__WRITTEN INSTRUCTION__. Filter for the word "disc" and keep each matching line.

__SOURCE RECORDS__.
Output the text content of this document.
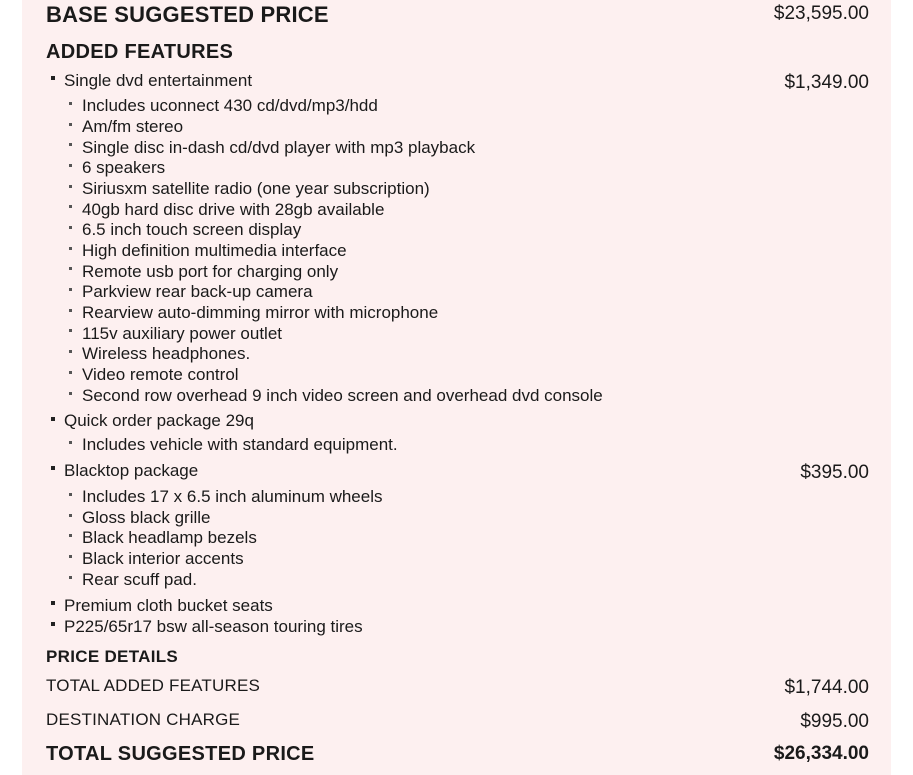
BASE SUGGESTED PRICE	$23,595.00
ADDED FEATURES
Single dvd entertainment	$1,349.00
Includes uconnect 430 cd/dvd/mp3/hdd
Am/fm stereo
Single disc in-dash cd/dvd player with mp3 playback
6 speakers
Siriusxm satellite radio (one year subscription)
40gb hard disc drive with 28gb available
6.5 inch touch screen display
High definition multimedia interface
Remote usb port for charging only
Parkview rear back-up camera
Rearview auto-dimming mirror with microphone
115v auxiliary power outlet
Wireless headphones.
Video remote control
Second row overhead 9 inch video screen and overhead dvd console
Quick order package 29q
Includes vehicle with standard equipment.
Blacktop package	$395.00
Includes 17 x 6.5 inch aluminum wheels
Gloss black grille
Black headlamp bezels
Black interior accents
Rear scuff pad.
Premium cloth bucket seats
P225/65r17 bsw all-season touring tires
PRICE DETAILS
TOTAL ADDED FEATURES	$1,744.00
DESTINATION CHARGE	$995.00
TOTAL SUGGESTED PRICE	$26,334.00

---

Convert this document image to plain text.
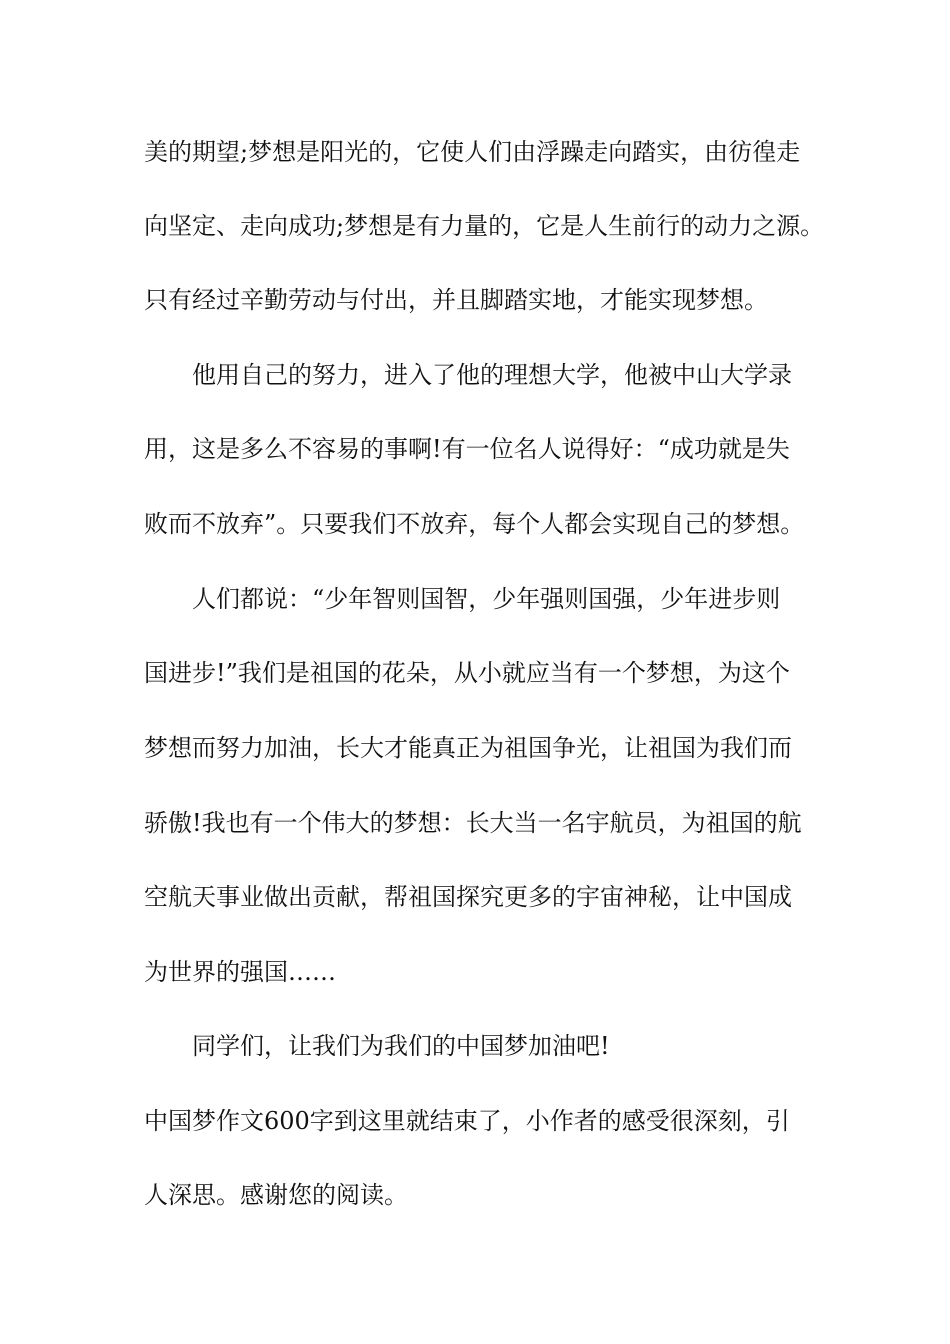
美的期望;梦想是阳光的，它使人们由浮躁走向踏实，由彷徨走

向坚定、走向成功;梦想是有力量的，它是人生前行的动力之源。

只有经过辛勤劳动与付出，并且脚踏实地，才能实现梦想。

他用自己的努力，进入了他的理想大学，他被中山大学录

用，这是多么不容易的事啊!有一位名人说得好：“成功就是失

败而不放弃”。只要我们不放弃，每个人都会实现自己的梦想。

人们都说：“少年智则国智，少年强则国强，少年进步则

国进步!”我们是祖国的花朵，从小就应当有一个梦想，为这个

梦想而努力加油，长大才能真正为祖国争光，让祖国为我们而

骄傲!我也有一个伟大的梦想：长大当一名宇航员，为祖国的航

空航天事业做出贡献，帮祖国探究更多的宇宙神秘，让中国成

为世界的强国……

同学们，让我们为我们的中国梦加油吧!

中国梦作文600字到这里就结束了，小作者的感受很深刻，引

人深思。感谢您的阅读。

__SOLUTION TO THE PROBLEM__.
Single disc in-dash cd/dvd player with mp3 playback
40gb hard disc drive with 28gb available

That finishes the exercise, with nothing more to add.